### Task instructions
Reproduce all the lines exactly as they stand, apart from the pictures.

++++ Provided records

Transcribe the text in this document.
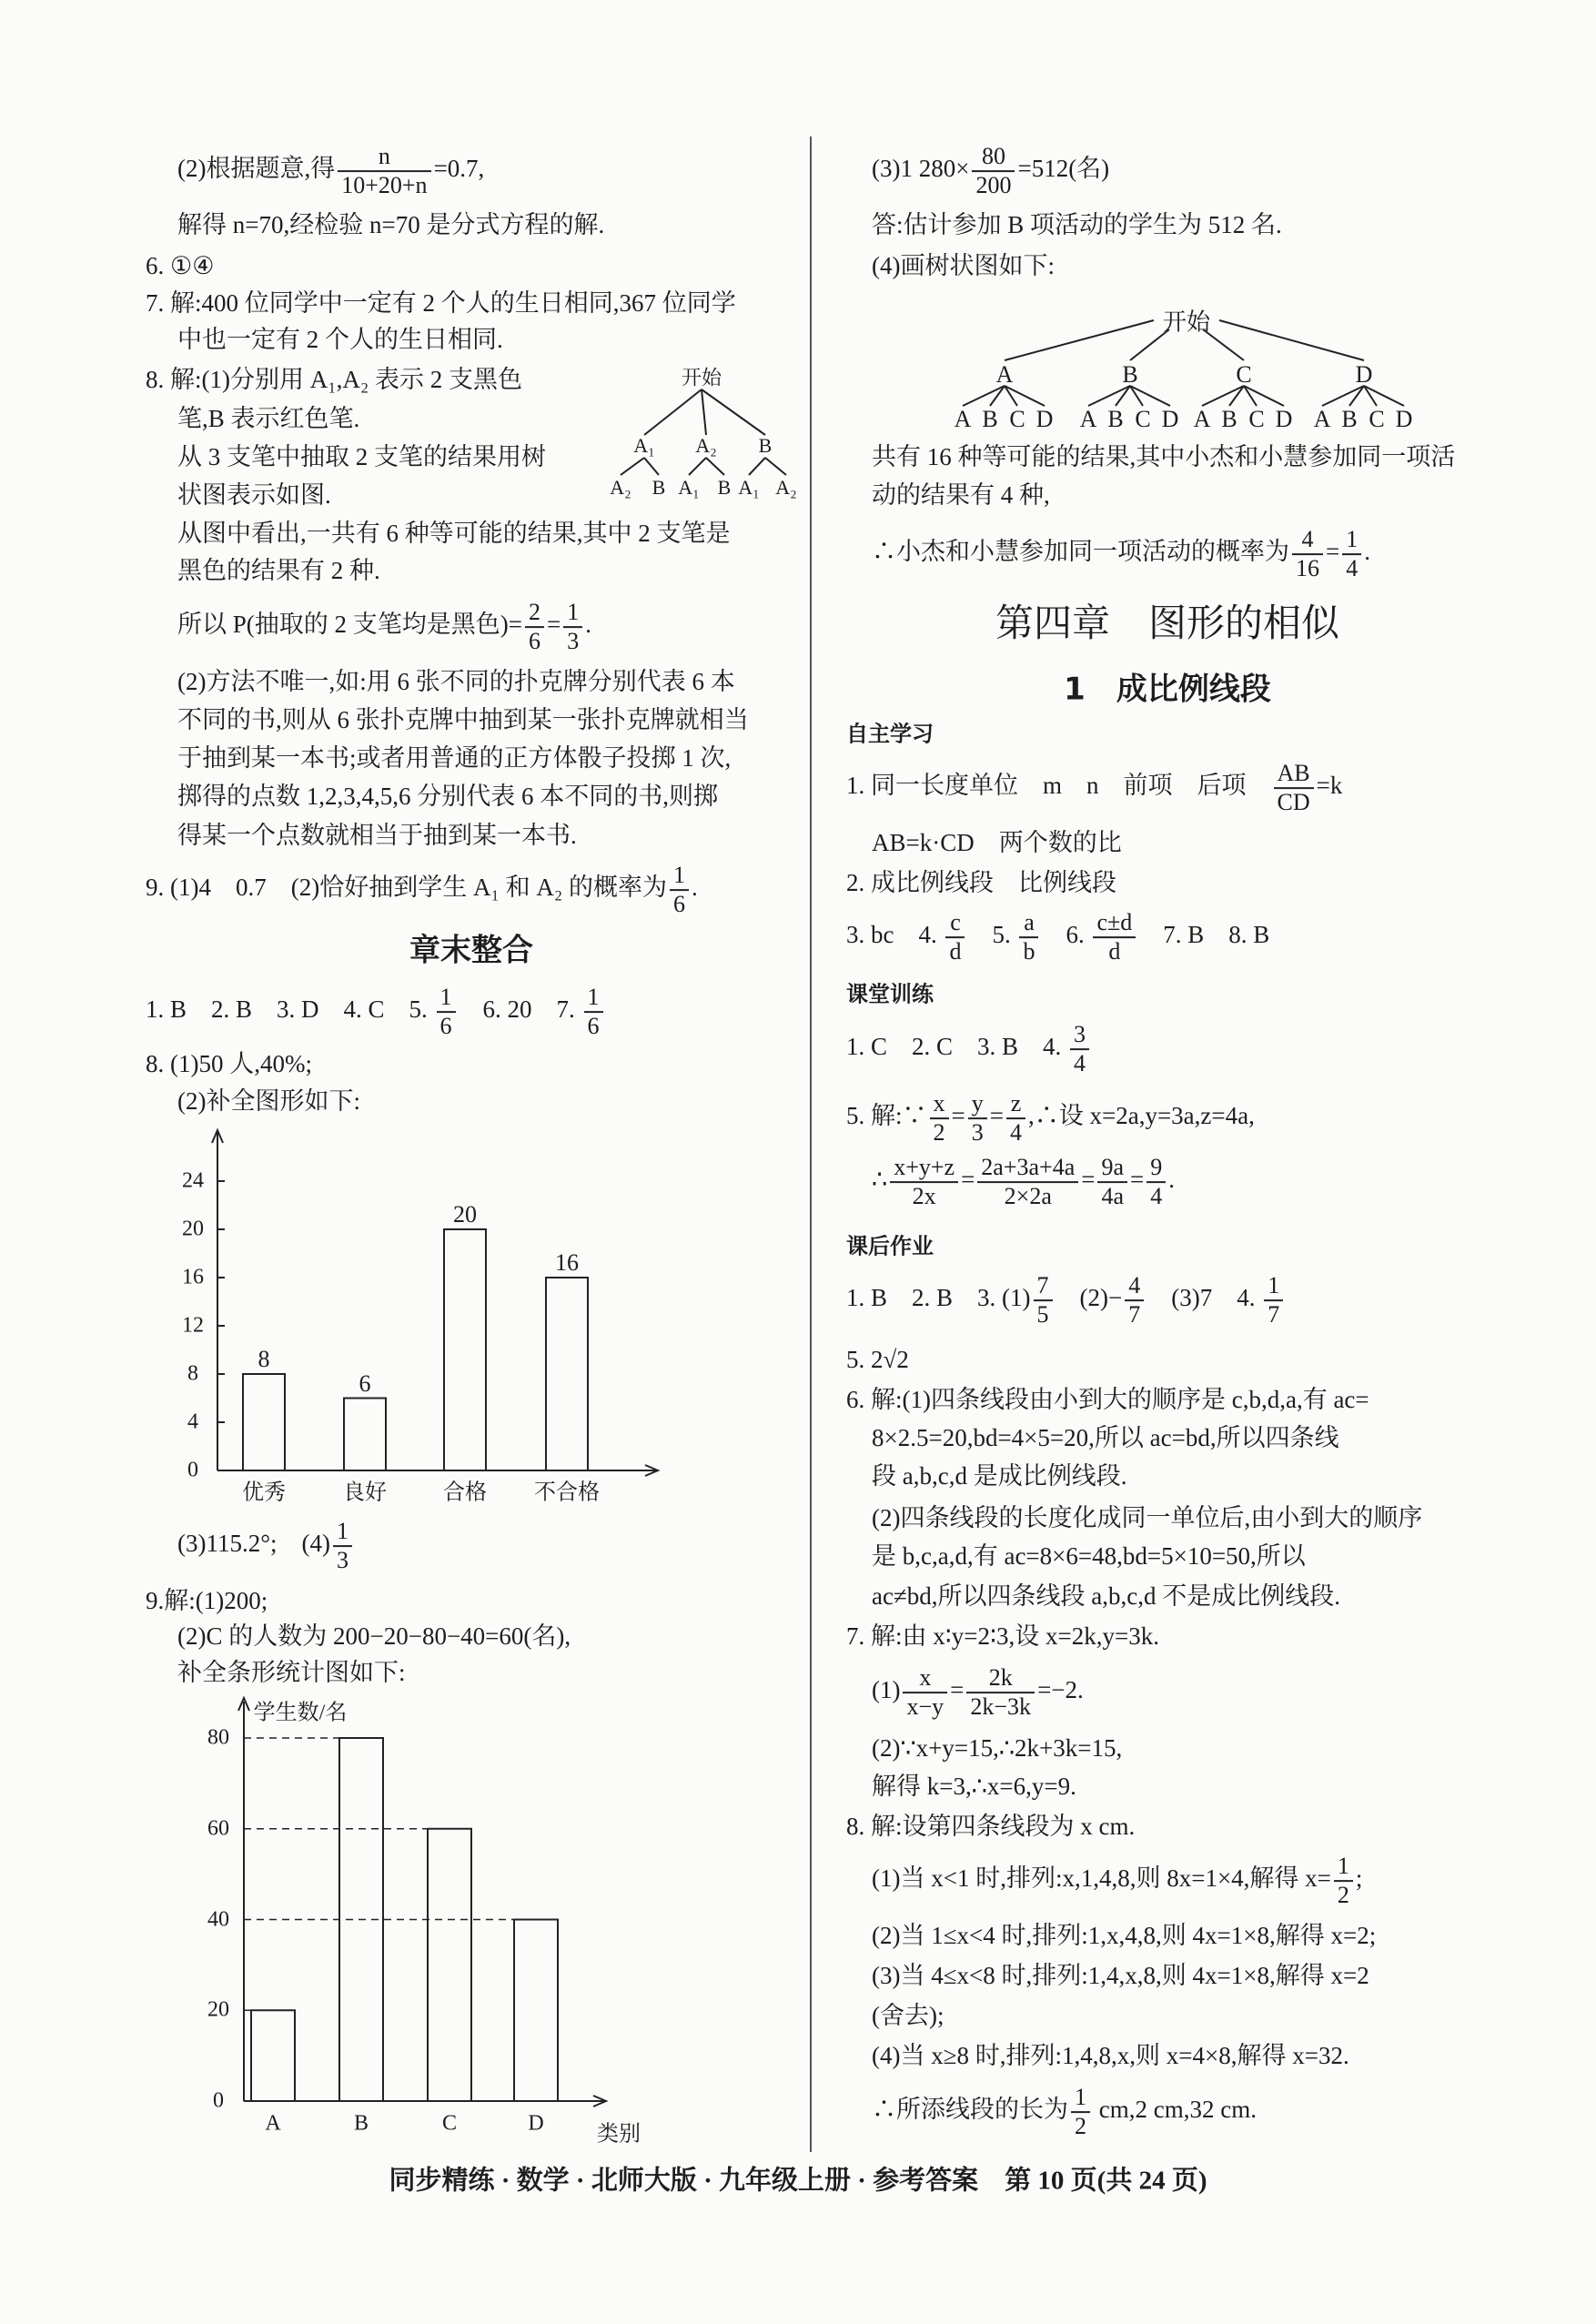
(2)根据题意,得 $\frac{n}{10+20+n} =0.7$,
解得 n=70,经检验 n=70 是分式方程的解.
6. ①④
7. 解:400 位同学中一定有 2 个人的生日相同,367 位同学
中也一定有 2 个人的生日相同.
8. 解:(1)分别用 A₁,A₂ 表示 2 支黑色
笔,B 表示红色笔.
从 3 支笔中抽取 2 支笔的结果用树
状图表示如图.
从图中看出,一共有 6 种等可能的结果,其中 2 支笔是
黑色的结果有 2 种.
所以 P(抽取的 2 支笔均是黑色)= $\frac{2}{6} = \frac{1}{3}$ .
(2)方法不唯一,如:用 6 张不同的扑克牌分别代表 6 本
不同的书,则从 6 张扑克牌中抽到某一张扑克牌就相当
于抽到某一本书;或者用普通的正方体骰子投掷 1 次,
掷得的点数 1,2,3,4,5,6 分别代表 6 本不同的书,则掷
得某一个点数就相当于抽到某一本书.
9. (1)4　0.7　(2)恰好抽到学生 A₁ 和 A₂ 的概率为 $\frac{1}{6}$ .
1. B　2. B　3. D　4. C　5. $\frac{1}{6}$ 　6. 20　7. $\frac{1}{6}$
8. (1)50 人,40%;
(2)补全图形如下:
(3)115.2°;　$(4) \frac{1}{3}$
9.解:(1)200;
(2)C 的人数为 200−20−80−40=60(名),
补全条形统计图如下:
(3)1 $280\times \frac{80}{200} =512$(名)
答:估计参加 B 项活动的学生为 512 名.
(4)画树状图如下:
共有 16 种等可能的结果,其中小杰和小慧参加同一项活
动的结果有 4 种,
∴小杰和小慧参加同一项活动的概率为 $\frac{4}{16} = \frac{1}{4}$ .
1. 同一长度单位　m　n　前项　后项　 $\frac{AB}{CD} =k$
AB=k·CD　两个数的比
2. 成比例线段　比例线段
3. bc　4. $\frac{c}{d}$ 　5. $\frac{a}{b}$ 　6. $\frac{c\pm d}{d}$ 　7. B　8. B
1. C　2. C　3. B　4. $\frac{3}{4}$
5. 解:∵ $\frac{x}{2} = \frac{y}{3} = \frac{z}{4}$ ,∴设 x=2a,y=3a,z=4a,
∴ $\frac{x+y+z}{2x} = \frac{2a+3a+4a}{2\times 2a} = \frac{9a}{4a} = \frac{9}{4}$ .
1. B　2. B　3. $(1) \frac{7}{5}$ 　$(2)- \frac{4}{7}$ 　(3)7　4. $\frac{1}{7}$
5. 2√2
6. 解:(1)四条线段由小到大的顺序是 c,b,d,a,有 ac=
8×2.5=20,bd=4×5=20,所以 ac=bd,所以四条线
段 a,b,c,d 是成比例线段.
(2)四条线段的长度化成同一单位后,由小到大的顺序
是 b,c,a,d,有 ac=8×6=48,bd=5×10=50,所以
ac≠bd,所以四条线段 a,b,c,d 不是成比例线段.
7. 解:由 x∶y=2∶3,设 x=2k,y=3k.
$(1) \frac{x}{x-y} = \frac{2k}{2k-3k} =-2$.
(2)∵x+y=15,∴2k+3k=15,
解得 k=3,∴x=6,y=9.
8. 解:设第四条线段为 x cm.
(1)当 x<1 时,排列:x,1,4,8,则 8x=1×4,解得 $x= \frac{1}{2}$ ;
(2)当 1≤x<4 时,排列:1,x,4,8,则 4x=1×8,解得 x=2;
(3)当 4≤x<8 时,排列:1,4,x,8,则 4x=1×8,解得 x=2
(舍去);
(4)当 x≥8 时,排列:1,4,8,x,则 x=4×8,解得 x=32.
∴所添线段的长为 $\frac{1}{2} cm,2$ cm,32 cm.
章末整合
第四章　图形的相似
1　成比例线段
自主学习
课堂训练
课后作业
同步精练 · 数学 · 北师大版 · 九年级上册 · 参考答案　第 10 页(共 24 页)
开始
A₁
A₂ B
A₂
A₁ B
B
A₁ A₂
开始
A
A B C D
B
A B C D
C
A B C D
D
A B C D
0
4
8
12
16
20
24
8
优秀
6
良好
20
合格
16
不合格
0
20
40
60
80
A	B	C	D
学生数/名
类别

++++++++

### Written answer
Transcribe the text in this document.
(2)根据题意,得 $\frac{n}{10+20+n} =0.7$,
解得 n=70,经检验 n=70 是分式方程的解.
6. ①④
7. 解:400 位同学中一定有 2 个人的生日相同,367 位同学
中也一定有 2 个人的生日相同.
8. 解:(1)分别用 A₁,A₂ 表示 2 支黑色
笔,B 表示红色笔.
从 3 支笔中抽取 2 支笔的结果用树
状图表示如图.
从图中看出,一共有 6 种等可能的结果,其中 2 支笔是
黑色的结果有 2 种.
所以 P(抽取的 2 支笔均是黑色)= $\frac{2}{6} = \frac{1}{3}$ .
(2)方法不唯一,如:用 6 张不同的扑克牌分别代表 6 本
不同的书,则从 6 张扑克牌中抽到某一张扑克牌就相当
于抽到某一本书;或者用普通的正方体骰子投掷 1 次,
掷得的点数 1,2,3,4,5,6 分别代表 6 本不同的书,则掷
得某一个点数就相当于抽到某一本书.
9. (1)4　0.7　(2)恰好抽到学生 A₁ 和 A₂ 的概率为 $\frac{1}{6}$ .
1. B　2. B　3. D　4. C　5. $\frac{1}{6}$ 　6. 20　7. $\frac{1}{6}$
8. (1)50 人,40%;
(2)补全图形如下:
(3)115.2°;　$(4) \frac{1}{3}$
9.解:(1)200;
(2)C 的人数为 200−20−80−40=60(名),
补全条形统计图如下:
(3)1 $280\times \frac{80}{200} =512$(名)
答:估计参加 B 项活动的学生为 512 名.
(4)画树状图如下:
共有 16 种等可能的结果,其中小杰和小慧参加同一项活
动的结果有 4 种,
∴小杰和小慧参加同一项活动的概率为 $\frac{4}{16} = \frac{1}{4}$ .
1. 同一长度单位　m　n　前项　后项　 $\frac{AB}{CD} =k$
AB=k·CD　两个数的比
2. 成比例线段　比例线段
3. bc　4. $\frac{c}{d}$ 　5. $\frac{a}{b}$ 　6. $\frac{c\pm d}{d}$ 　7. B　8. B
1. C　2. C　3. B　4. $\frac{3}{4}$
5. 解:∵ $\frac{x}{2} = \frac{y}{3} = \frac{z}{4}$ ,∴设 x=2a,y=3a,z=4a,
∴ $\frac{x+y+z}{2x} = \frac{2a+3a+4a}{2\times 2a} = \frac{9a}{4a} = \frac{9}{4}$ .
1. B　2. B　3. $(1) \frac{7}{5}$ 　$(2)- \frac{4}{7}$ 　(3)7　4. $\frac{1}{7}$
5. 2√2
6. 解:(1)四条线段由小到大的顺序是 c,b,d,a,有 ac=
8×2.5=20,bd=4×5=20,所以 ac=bd,所以四条线
段 a,b,c,d 是成比例线段.
(2)四条线段的长度化成同一单位后,由小到大的顺序
是 b,c,a,d,有 ac=8×6=48,bd=5×10=50,所以
ac≠bd,所以四条线段 a,b,c,d 不是成比例线段.
7. 解:由 x∶y=2∶3,设 x=2k,y=3k.
$(1) \frac{x}{x-y} = \frac{2k}{2k-3k} =-2$.
(2)∵x+y=15,∴2k+3k=15,
解得 k=3,∴x=6,y=9.
8. 解:设第四条线段为 x cm.
(1)当 x<1 时,排列:x,1,4,8,则 8x=1×4,解得 $x= \frac{1}{2}$ ;
(2)当 1≤x<4 时,排列:1,x,4,8,则 4x=1×8,解得 x=2;
(3)当 4≤x<8 时,排列:1,4,x,8,则 4x=1×8,解得 x=2
(舍去);
(4)当 x≥8 时,排列:1,4,8,x,则 x=4×8,解得 x=32.
∴所添线段的长为 $\frac{1}{2} cm,2$ cm,32 cm.
章末整合
第四章　图形的相似
1　成比例线段
自主学习
课堂训练
课后作业
同步精练 · 数学 · 北师大版 · 九年级上册 · 参考答案　第 10 页(共 24 页)
开始
A₁
A₂ B
A₂
A₁ B
B
A₁ A₂
开始
A
A B C D
B
A B C D
C
A B C D
D
A B C D
0
4
8
12
16
20
24
8
优秀
6
良好
20
合格
16
不合格
0
20
40
60
80
A	B	C	D
学生数/名
类别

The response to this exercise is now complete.